**Required work**
Every line of the listing must be reproduced as it stands. Leave the images behind.

**Items**

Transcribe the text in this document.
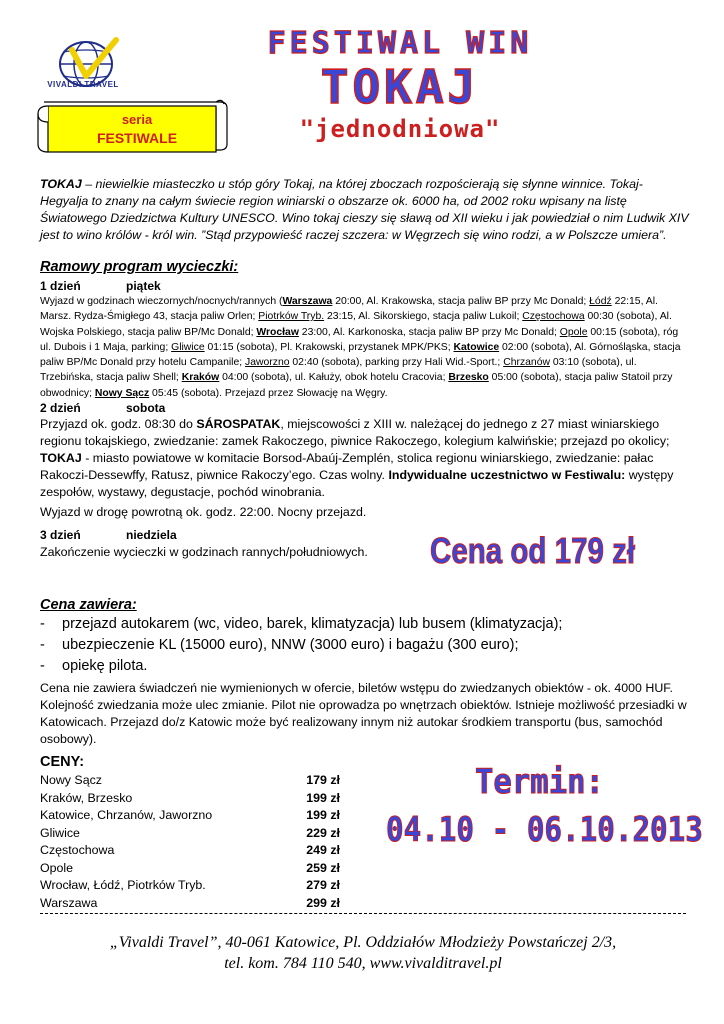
VIVALDI TRAVEL
FESTIWAL WIN
TOKAJ
"jednodniowa"
seria
FESTIWALE
TOKAJ – niewielkie miasteczko u stóp góry Tokaj, na której zboczach rozpościerają się słynne winnice. Tokaj-Hegyalja to znany na całym świecie region winiarski o obszarze ok. 6000 ha, od 2002 roku wpisany na listę Światowego Dziedzictwa Kultury UNESCO. Wino tokaj cieszy się sławą od XII wieku i jak powiedział o nim Ludwik XIV jest to wino królów - król win. ”Stąd przypowieść raczej szczera: w Węgrzech się wino rodzi, a w Polszcze umiera”.
Ramowy program wycieczki:
1 dzień	piątek
Wyjazd w godzinach wieczornych/nocnych/rannych (Warszawa 20:00, Al. Krakowska, stacja paliw BP przy Mc Donald; Łódź 22:15, Al. Marsz. Rydza-Śmigłego 43, stacja paliw Orlen; Piotrków Tryb. 23:15, Al. Sikorskiego, stacja paliw Lukoil; Częstochowa 00:30 (sobota), Al. Wojska Polskiego, stacja paliw BP/Mc Donald; Wrocław 23:00, Al. Karkonoska, stacja paliw BP przy Mc Donald; Opole 00:15 (sobota), róg ul. Dubois i 1 Maja, parking; Gliwice 01:15 (sobota), Pl. Krakowski, przystanek MPK/PKS; Katowice 02:00 (sobota), Al. Górnośląska, stacja paliw BP/Mc Donald przy hotelu Campanile; Jaworzno 02:40 (sobota), parking przy Hali Wid.-Sport.; Chrzanów 03:10 (sobota), ul. Trzebińska, stacja paliw Shell; Kraków 04:00 (sobota), ul. Kałuży, obok hotelu Cracovia; Brzesko 05:00 (sobota), stacja paliw Statoil przy obwodnicy; Nowy Sącz 05:45 (sobota). Przejazd przez Słowację na Węgry.
2 dzień	sobota
Przyjazd ok. godz. 08:30 do SÁROSPATAK, miejscowości z XIII w. należącej do jednego z 27 miast winiarskiego regionu tokajskiego, zwiedzanie: zamek Rakoczego, piwnice Rakoczego, kolegium kalwińskie; przejazd po okolicy; TOKAJ - miasto powiatowe w komitacie Borsod-Abaúj-Zemplén, stolica regionu winiarskiego, zwiedzanie: pałac Rakoczi-Dessewffy, Ratusz, piwnice Rakoczy’ego. Czas wolny. Indywidualne uczestnictwo w Festiwalu: występy zespołów, wystawy, degustacje, pochód winobrania.
Wyjazd w drogę powrotną ok. godz. 22:00. Nocny przejazd.
3 dzień	niedziela
Zakończenie wycieczki w godzinach rannych/południowych.	Cena od 179 zł
Cena zawiera:
-	przejazd autokarem (wc, video, barek, klimatyzacja) lub busem (klimatyzacja);
-	ubezpieczenie KL (15000 euro), NNW (3000 euro) i bagażu (300 euro);
-	opiekę pilota.
Cena nie zawiera świadczeń nie wymienionych w ofercie, biletów wstępu do zwiedzanych obiektów - ok. 4000 HUF. Kolejność zwiedzania może ulec zmianie. Pilot nie oprowadza po wnętrzach obiektów. Istnieje możliwość przesiadki w Katowicach. Przejazd do/z Katowic może być realizowany innym niż autokar środkiem transportu (bus, samochód osobowy).
CENY:
Nowy Sącz	179 zł
Kraków, Brzesko	199 zł
Katowice, Chrzanów, Jaworzno	199 zł
Gliwice	229 zł
Częstochowa	249 zł
Opole	259 zł
Wrocław, Łódź, Piotrków Tryb.	279 zł
Warszawa	299 zł
Termin:
04.10 - 06.10.2013
„Vivaldi Travel”, 40-061 Katowice, Pl. Oddziałów Młodzieży Powstańczej 2/3,
tel. kom. 784 110 540, www.vivalditravel.pl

**Complete answer**
Transcribe the text in this document.
VIVALDI TRAVEL
FESTIWAL WIN
TOKAJ
"jednodniowa"
seria
FESTIWALE
TOKAJ – niewielkie miasteczko u stóp góry Tokaj, na której zboczach rozpościerają się słynne winnice. Tokaj-Hegyalja to znany na całym świecie region winiarski o obszarze ok. 6000 ha, od 2002 roku wpisany na listę Światowego Dziedzictwa Kultury UNESCO. Wino tokaj cieszy się sławą od XII wieku i jak powiedział o nim Ludwik XIV jest to wino królów - król win. ”Stąd przypowieść raczej szczera: w Węgrzech się wino rodzi, a w Polszcze umiera”.
Ramowy program wycieczki:
1 dzień	piątek
Wyjazd w godzinach wieczornych/nocnych/rannych (Warszawa 20:00, Al. Krakowska, stacja paliw BP przy Mc Donald; Łódź 22:15, Al. Marsz. Rydza-Śmigłego 43, stacja paliw Orlen; Piotrków Tryb. 23:15, Al. Sikorskiego, stacja paliw Lukoil; Częstochowa 00:30 (sobota), Al. Wojska Polskiego, stacja paliw BP/Mc Donald; Wrocław 23:00, Al. Karkonoska, stacja paliw BP przy Mc Donald; Opole 00:15 (sobota), róg ul. Dubois i 1 Maja, parking; Gliwice 01:15 (sobota), Pl. Krakowski, przystanek MPK/PKS; Katowice 02:00 (sobota), Al. Górnośląska, stacja paliw BP/Mc Donald przy hotelu Campanile; Jaworzno 02:40 (sobota), parking przy Hali Wid.-Sport.; Chrzanów 03:10 (sobota), ul. Trzebińska, stacja paliw Shell; Kraków 04:00 (sobota), ul. Kałuży, obok hotelu Cracovia; Brzesko 05:00 (sobota), stacja paliw Statoil przy obwodnicy; Nowy Sącz 05:45 (sobota). Przejazd przez Słowację na Węgry.
2 dzień	sobota
Przyjazd ok. godz. 08:30 do SÁROSPATAK, miejscowości z XIII w. należącej do jednego z 27 miast winiarskiego regionu tokajskiego, zwiedzanie: zamek Rakoczego, piwnice Rakoczego, kolegium kalwińskie; przejazd po okolicy; TOKAJ - miasto powiatowe w komitacie Borsod-Abaúj-Zemplén, stolica regionu winiarskiego, zwiedzanie: pałac Rakoczi-Dessewffy, Ratusz, piwnice Rakoczy’ego. Czas wolny. Indywidualne uczestnictwo w Festiwalu: występy zespołów, wystawy, degustacje, pochód winobrania.
Wyjazd w drogę powrotną ok. godz. 22:00. Nocny przejazd.
3 dzień	niedziela
Zakończenie wycieczki w godzinach rannych/południowych.	Cena od 179 zł
Cena zawiera:
-	przejazd autokarem (wc, video, barek, klimatyzacja) lub busem (klimatyzacja);
-	ubezpieczenie KL (15000 euro), NNW (3000 euro) i bagażu (300 euro);
-	opiekę pilota.
Cena nie zawiera świadczeń nie wymienionych w ofercie, biletów wstępu do zwiedzanych obiektów - ok. 4000 HUF. Kolejność zwiedzania może ulec zmianie. Pilot nie oprowadza po wnętrzach obiektów. Istnieje możliwość przesiadki w Katowicach. Przejazd do/z Katowic może być realizowany innym niż autokar środkiem transportu (bus, samochód osobowy).
CENY:
Nowy Sącz	179 zł
Kraków, Brzesko	199 zł
Katowice, Chrzanów, Jaworzno	199 zł
Gliwice	229 zł
Częstochowa	249 zł
Opole	259 zł
Wrocław, Łódź, Piotrków Tryb.	279 zł
Warszawa	299 zł
Termin:
04.10 - 06.10.2013
„Vivaldi Travel”, 40-061 Katowice, Pl. Oddziałów Młodzieży Powstańczej 2/3,
tel. kom. 784 110 540, www.vivalditravel.pl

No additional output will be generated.